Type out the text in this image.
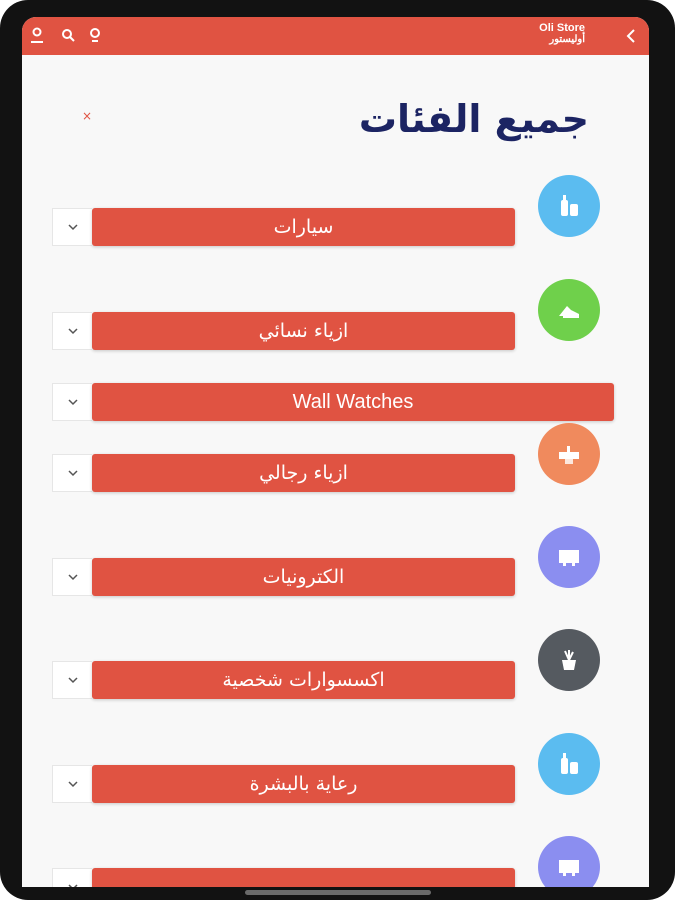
Oli Store
أوليستور
جميع الفئات
×
سيارات
ازياء نسائي
Wall Watches
ازياء رجالي
الكترونيات
اكسسوارات شخصية
رعاية بالبشرة
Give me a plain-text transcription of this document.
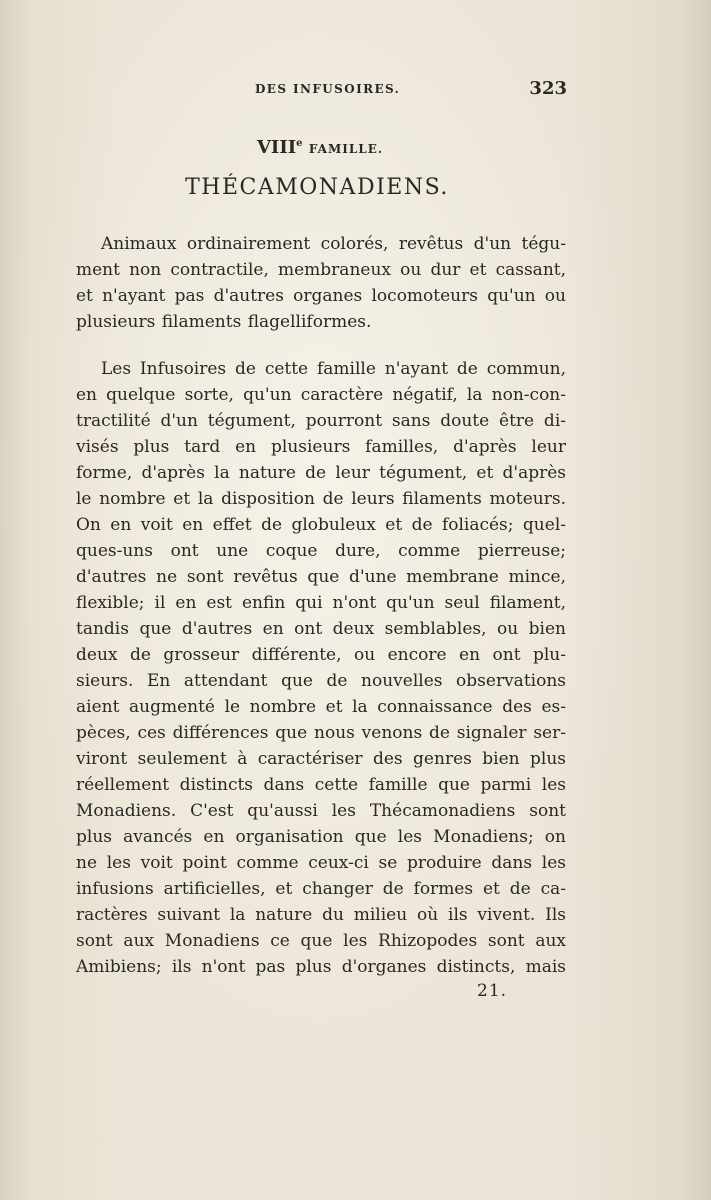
DES INFUSOIRES.	323
VIIIe FAMILLE.
THÉCAMONADIENS.
Animaux ordinairement colorés, revêtus d'un tégu-
ment non contractile, membraneux ou dur et cassant,
et n'ayant pas d'autres organes locomoteurs qu'un ou
plusieurs filaments flagelliformes.
Les Infusoires de cette famille n'ayant de commun,
en quelque sorte, qu'un caractère négatif, la non-con-
tractilité d'un tégument, pourront sans doute être di-
visés plus tard en plusieurs familles, d'après leur
forme, d'après la nature de leur tégument, et d'après
le nombre et la disposition de leurs filaments moteurs.
On en voit en effet de globuleux et de foliacés; quel-
ques-uns ont une coque dure, comme pierreuse;
d'autres ne sont revêtus que d'une membrane mince,
flexible; il en est enfin qui n'ont qu'un seul filament,
tandis que d'autres en ont deux semblables, ou bien
deux de grosseur différente, ou encore en ont plu-
sieurs. En attendant que de nouvelles observations
aient augmenté le nombre et la connaissance des es-
pèces, ces différences que nous venons de signaler ser-
viront seulement à caractériser des genres bien plus
réellement distincts dans cette famille que parmi les
Monadiens. C'est qu'aussi les Thécamonadiens sont
plus avancés en organisation que les Monadiens; on
ne les voit point comme ceux-ci se produire dans les
infusions artificielles, et changer de formes et de ca-
ractères suivant la nature du milieu où ils vivent. Ils
sont aux Monadiens ce que les Rhizopodes sont aux
Amibiens; ils n'ont pas plus d'organes distincts, mais
21.
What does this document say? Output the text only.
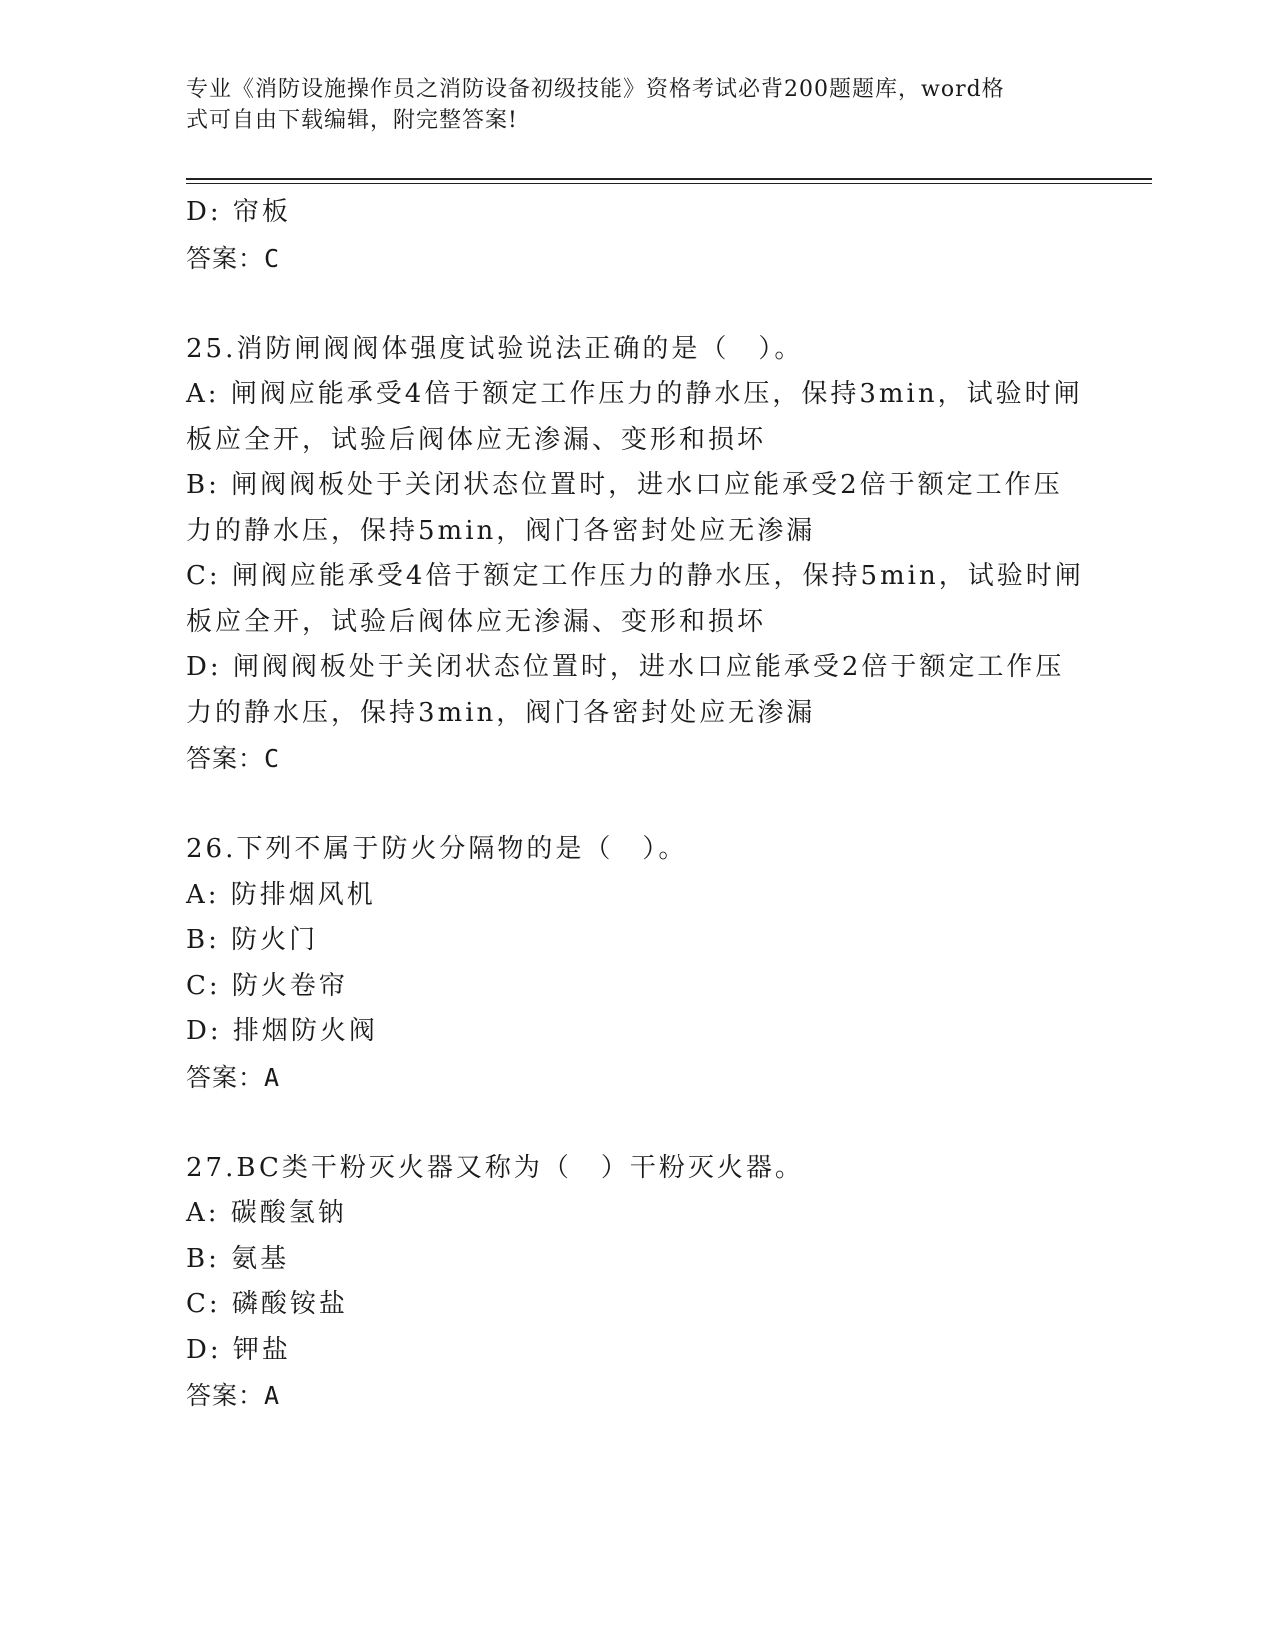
专业《消防设施操作员之消防设备初级技能》资格考试必背200题题库，word格
式可自由下载编辑，附完整答案!
D: 帘板
答案：C
25.消防闸阀阀体强度试验说法正确的是（　）。
A: 闸阀应能承受4倍于额定工作压力的静水压，保持3min，试验时闸
板应全开，试验后阀体应无渗漏、变形和损坏
B: 闸阀阀板处于关闭状态位置时，进水口应能承受2倍于额定工作压
力的静水压，保持5min，阀门各密封处应无渗漏
C: 闸阀应能承受4倍于额定工作压力的静水压，保持5min，试验时闸
板应全开，试验后阀体应无渗漏、变形和损坏
D: 闸阀阀板处于关闭状态位置时，进水口应能承受2倍于额定工作压
力的静水压，保持3min，阀门各密封处应无渗漏
答案：C
26.下列不属于防火分隔物的是（　）。
A: 防排烟风机
B: 防火门
C: 防火卷帘
D: 排烟防火阀
答案：A
27.BC类干粉灭火器又称为（　）干粉灭火器。
A: 碳酸氢钠
B: 氨基
C: 磷酸铵盐
D: 钾盐
答案：A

+++++

◆ AIM:
Give back the entries verbatim. Do not include any picture.

◆ RESPONSE TO THIS TASK:
Type out the text in this image.
Oli Store
أوليستور
جميع الفئات
×
سيارات
ازياء نسائي
Wall Watches
ازياء رجالي
الكترونيات
اكسسوارات شخصية
رعاية بالبشرة
Give me a plain-text transcription of this document.
DES INFUSOIRES.	323
VIIIe FAMILLE.
THÉCAMONADIENS.
Animaux ordinairement colorés, revêtus d'un tégu-
ment non contractile, membraneux ou dur et cassant,
et n'ayant pas d'autres organes locomoteurs qu'un ou
plusieurs filaments flagelliformes.
Les Infusoires de cette famille n'ayant de commun,
en quelque sorte, qu'un caractère négatif, la non-con-
tractilité d'un tégument, pourront sans doute être di-
visés plus tard en plusieurs familles, d'après leur
forme, d'après la nature de leur tégument, et d'après
le nombre et la disposition de leurs filaments moteurs.
On en voit en effet de globuleux et de foliacés; quel-
ques-uns ont une coque dure, comme pierreuse;
d'autres ne sont revêtus que d'une membrane mince,
flexible; il en est enfin qui n'ont qu'un seul filament,
tandis que d'autres en ont deux semblables, ou bien
deux de grosseur différente, ou encore en ont plu-
sieurs. En attendant que de nouvelles observations
aient augmenté le nombre et la connaissance des es-
pèces, ces différences que nous venons de signaler ser-
viront seulement à caractériser des genres bien plus
réellement distincts dans cette famille que parmi les
Monadiens. C'est qu'aussi les Thécamonadiens sont
plus avancés en organisation que les Monadiens; on
ne les voit point comme ceux-ci se produire dans les
infusions artificielles, et changer de formes et de ca-
ractères suivant la nature du milieu où ils vivent. Ils
sont aux Monadiens ce que les Rhizopodes sont aux
Amibiens; ils n'ont pas plus d'organes distincts, mais
21.
What does this document say? Output the text only.
专业《消防设施操作员之消防设备初级技能》资格考试必背200题题库，word格
式可自由下载编辑，附完整答案!
D: 帘板
答案：C
25.消防闸阀阀体强度试验说法正确的是（　）。
A: 闸阀应能承受4倍于额定工作压力的静水压，保持3min，试验时闸
板应全开，试验后阀体应无渗漏、变形和损坏
B: 闸阀阀板处于关闭状态位置时，进水口应能承受2倍于额定工作压
力的静水压，保持5min，阀门各密封处应无渗漏
C: 闸阀应能承受4倍于额定工作压力的静水压，保持5min，试验时闸
板应全开，试验后阀体应无渗漏、变形和损坏
D: 闸阀阀板处于关闭状态位置时，进水口应能承受2倍于额定工作压
力的静水压，保持3min，阀门各密封处应无渗漏
答案：C
26.下列不属于防火分隔物的是（　）。
A: 防排烟风机
B: 防火门
C: 防火卷帘
D: 排烟防火阀
答案：A
27.BC类干粉灭火器又称为（　）干粉灭火器。
A: 碳酸氢钠
B: 氨基
C: 磷酸铵盐
D: 钾盐
答案：A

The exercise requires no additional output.